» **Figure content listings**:
-*-

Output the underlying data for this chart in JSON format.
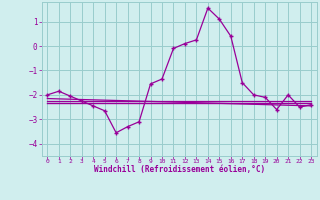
{
  "xlabel": "Windchill (Refroidissement éolien,°C)",
  "background_color": "#d0eeee",
  "line_color": "#990099",
  "grid_color": "#99cccc",
  "xlim": [
    -0.5,
    23.5
  ],
  "ylim": [
    -4.5,
    1.8
  ],
  "yticks": [
    -4,
    -3,
    -2,
    -1,
    0,
    1
  ],
  "xticks": [
    0,
    1,
    2,
    3,
    4,
    5,
    6,
    7,
    8,
    9,
    10,
    11,
    12,
    13,
    14,
    15,
    16,
    17,
    18,
    19,
    20,
    21,
    22,
    23
  ],
  "main_line_x": [
    0,
    1,
    2,
    3,
    4,
    5,
    6,
    7,
    8,
    9,
    10,
    11,
    12,
    13,
    14,
    15,
    16,
    17,
    18,
    19,
    20,
    21,
    22,
    23
  ],
  "main_line_y": [
    -2.0,
    -1.85,
    -2.05,
    -2.25,
    -2.45,
    -2.65,
    -3.55,
    -3.3,
    -3.1,
    -1.55,
    -1.35,
    -0.1,
    0.1,
    0.25,
    1.55,
    1.1,
    0.4,
    -1.5,
    -2.0,
    -2.1,
    -2.6,
    -2.0,
    -2.5,
    -2.4
  ],
  "avg_line_x": [
    0,
    23
  ],
  "avg_line_y": [
    -2.35,
    -2.35
  ],
  "reg_line1_x": [
    0,
    23
  ],
  "reg_line1_y": [
    -2.15,
    -2.45
  ],
  "reg_line2_x": [
    0,
    23
  ],
  "reg_line2_y": [
    -2.25,
    -2.25
  ]
}
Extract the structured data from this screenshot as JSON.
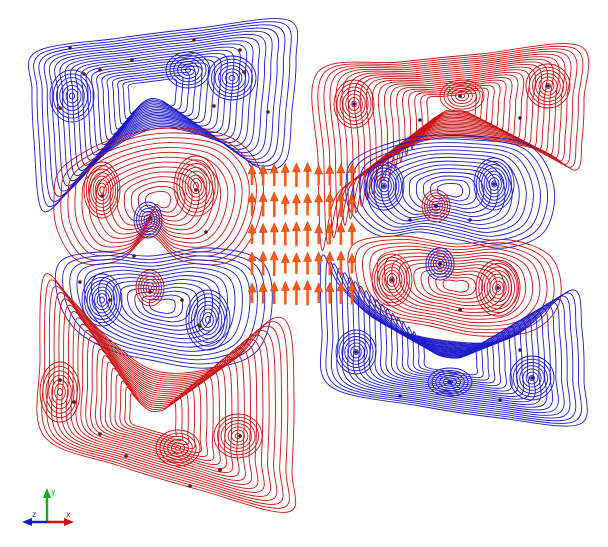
{
  "scene": {
    "background": "#ffffff",
    "colors": {
      "positive": "#cc1111",
      "negative": "#1a1acc",
      "arrow": "#ff5a1a",
      "arrow_shade": "#c84a10",
      "axis_x": "#d01010",
      "axis_y": "#10b010",
      "axis_z": "#1020d0"
    },
    "panels": [
      {
        "name": "left-panel",
        "lobes": [
          {
            "name": "left-top-outer-vortex",
            "color": "negative"
          },
          {
            "name": "left-upper-inner-vortex",
            "color": "positive"
          },
          {
            "name": "left-lower-inner-vortex",
            "color": "negative"
          },
          {
            "name": "left-bottom-outer-vortex",
            "color": "positive"
          }
        ]
      },
      {
        "name": "right-panel",
        "lobes": [
          {
            "name": "right-top-outer-vortex",
            "color": "positive"
          },
          {
            "name": "right-upper-inner-vortex",
            "color": "negative"
          },
          {
            "name": "right-lower-inner-vortex",
            "color": "positive"
          },
          {
            "name": "right-bottom-outer-vortex",
            "color": "negative"
          }
        ]
      }
    ],
    "arrow_field": {
      "columns": 10,
      "rows": 5,
      "direction": "up"
    },
    "axes_icon": {
      "x": "x",
      "y": "y",
      "z": "z"
    }
  }
}
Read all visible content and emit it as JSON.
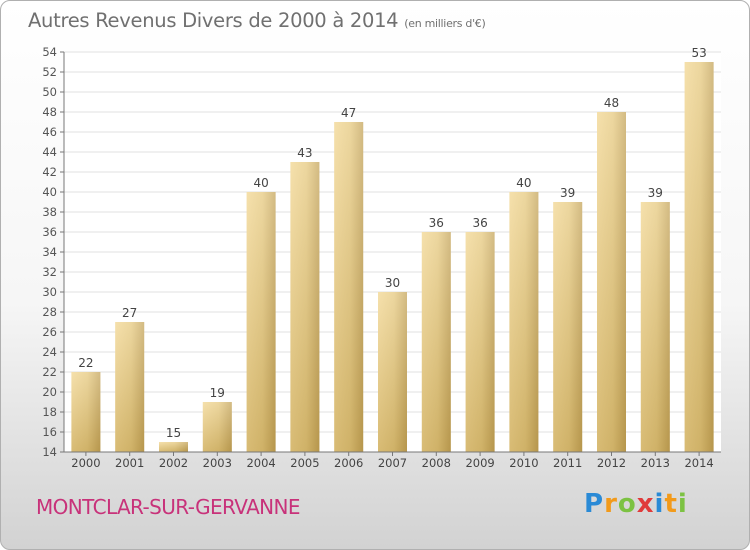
{
  "title": "Autres Revenus Divers de 2000 à 2014",
  "title_unit": "(en milliers d'€)",
  "footer": {
    "commune": "MONTCLAR-SUR-GERVANNE"
  },
  "logo": {
    "letters": [
      {
        "char": "P",
        "color": "#2a8ad6"
      },
      {
        "char": "r",
        "color": "#f29a1a"
      },
      {
        "char": "o",
        "color": "#7cc242"
      },
      {
        "char": "x",
        "color": "#e03a3a"
      },
      {
        "char": "i",
        "color": "#2a8ad6"
      },
      {
        "char": "t",
        "color": "#f29a1a"
      },
      {
        "char": "i",
        "color": "#7cc242"
      }
    ]
  },
  "chart_data": {
    "type": "bar",
    "categories": [
      "2000",
      "2001",
      "2002",
      "2003",
      "2004",
      "2005",
      "2006",
      "2007",
      "2008",
      "2009",
      "2010",
      "2011",
      "2012",
      "2013",
      "2014"
    ],
    "values": [
      22,
      27,
      15,
      19,
      40,
      43,
      47,
      30,
      36,
      36,
      40,
      39,
      48,
      39,
      53
    ],
    "ylim": [
      14,
      54
    ],
    "yticks": [
      14,
      16,
      18,
      20,
      22,
      24,
      26,
      28,
      30,
      32,
      34,
      36,
      38,
      40,
      42,
      44,
      46,
      48,
      50,
      52,
      54
    ],
    "grid": true,
    "data_labels": true,
    "bar_color": "#e8cc82"
  }
}
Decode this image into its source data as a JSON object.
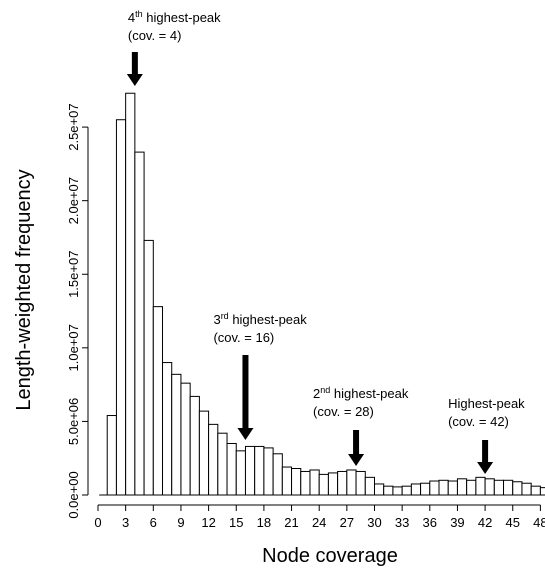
{
  "chart_data": {
    "type": "histogram",
    "xlabel": "Node coverage",
    "ylabel": "Length-weighted frequency",
    "bins": [
      1,
      2,
      3,
      4,
      5,
      6,
      7,
      8,
      9,
      10,
      11,
      12,
      13,
      14,
      15,
      16,
      17,
      18,
      19,
      20,
      21,
      22,
      23,
      24,
      25,
      26,
      27,
      28,
      29,
      30,
      31,
      32,
      33,
      34,
      35,
      36,
      37,
      38,
      39,
      40,
      41,
      42,
      43,
      44,
      45,
      46,
      47,
      48,
      49
    ],
    "values": [
      5400000,
      25500000,
      27300000,
      23300000,
      17300000,
      12800000,
      9000000,
      8200000,
      7600000,
      6700000,
      5700000,
      4800000,
      4200000,
      3500000,
      3000000,
      3300000,
      3300000,
      3200000,
      2800000,
      1900000,
      1800000,
      1600000,
      1700000,
      1400000,
      1500000,
      1600000,
      1700000,
      1600000,
      1200000,
      750000,
      600000,
      550000,
      600000,
      750000,
      800000,
      950000,
      1000000,
      950000,
      1100000,
      1000000,
      1200000,
      1100000,
      1000000,
      1000000,
      900000,
      800000,
      600000,
      500000
    ],
    "color": "#ffffff",
    "edge_color": "#000000",
    "xlim": [
      0,
      48.5
    ],
    "ylim": [
      0,
      28200000
    ],
    "xticks": [
      0,
      3,
      6,
      9,
      12,
      15,
      18,
      21,
      24,
      27,
      30,
      33,
      36,
      39,
      42,
      45,
      48
    ],
    "yticks": [
      {
        "value": 0,
        "label": "0.0e+00"
      },
      {
        "value": 5000000,
        "label": "5.0e+06"
      },
      {
        "value": 10000000,
        "label": "1.0e+07"
      },
      {
        "value": 15000000,
        "label": "1.5e+07"
      },
      {
        "value": 20000000,
        "label": "2.0e+07"
      },
      {
        "value": 25000000,
        "label": "2.5e+07"
      }
    ],
    "annotations": [
      {
        "x": 4,
        "lines": [
          [
            "4",
            "th",
            " highest-peak"
          ],
          [
            "(cov. = 4)"
          ]
        ]
      },
      {
        "x": 16,
        "lines": [
          [
            "3",
            "rd",
            " highest-peak"
          ],
          [
            "(cov. = 16)"
          ]
        ]
      },
      {
        "x": 28,
        "lines": [
          [
            "2",
            "nd",
            " highest-peak"
          ],
          [
            "(cov. = 28)"
          ]
        ]
      },
      {
        "x": 42,
        "lines": [
          [
            "Highest-peak"
          ],
          [
            "(cov. = 42)"
          ]
        ]
      }
    ]
  }
}
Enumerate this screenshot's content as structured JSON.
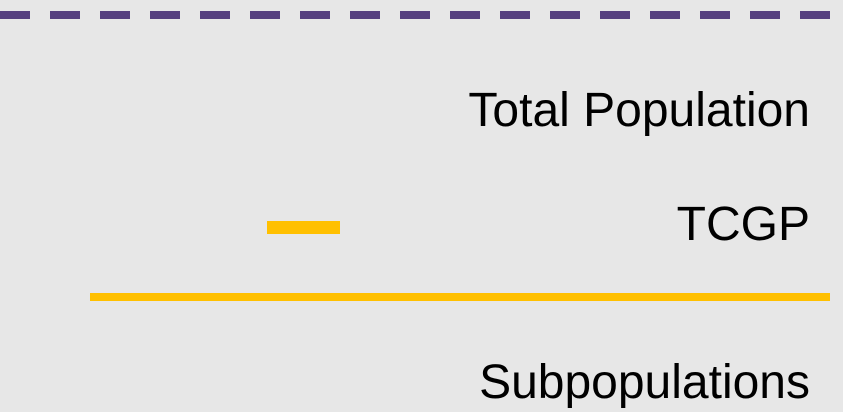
{
  "legend": {
    "items": [
      {
        "label": "Total Population"
      },
      {
        "label": "TCGP"
      },
      {
        "label": "Subpopulations"
      }
    ]
  }
}
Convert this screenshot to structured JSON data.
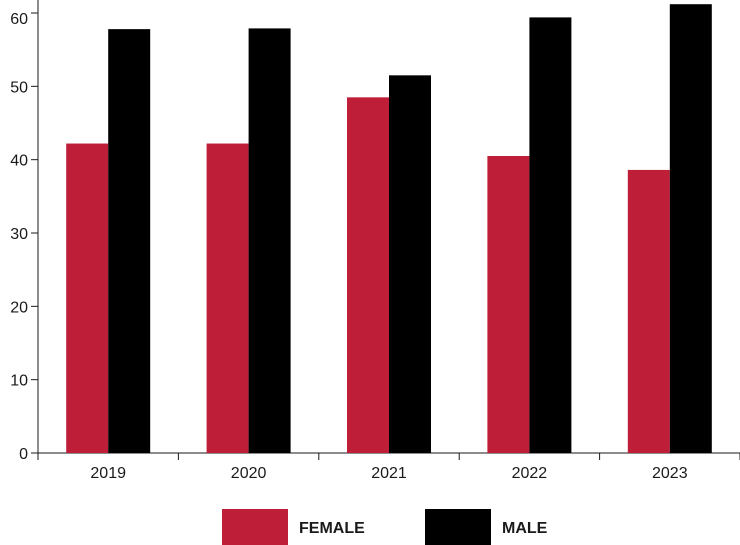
{
  "chart_data": {
    "type": "bar",
    "title": "",
    "xlabel": "",
    "ylabel": "",
    "categories": [
      "2019",
      "2020",
      "2021",
      "2022",
      "2023"
    ],
    "series": [
      {
        "name": "FEMALE",
        "color": "#be1e37",
        "values": [
          42.2,
          42.2,
          48.5,
          40.5,
          38.6
        ]
      },
      {
        "name": "MALE",
        "color": "#000000",
        "values": [
          57.8,
          57.9,
          51.5,
          59.4,
          61.2
        ]
      }
    ],
    "ylim": [
      0,
      60
    ],
    "yticks": [
      "0",
      "10",
      "20",
      "30",
      "40",
      "50",
      "60"
    ],
    "grid": false,
    "legend_position": "bottom-center"
  }
}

-*-

» **YOUR TASK**:
For the entries shown above, give the number of lines that include the word "name", without any other text.

» **COMPLETE RESPONSE**:
12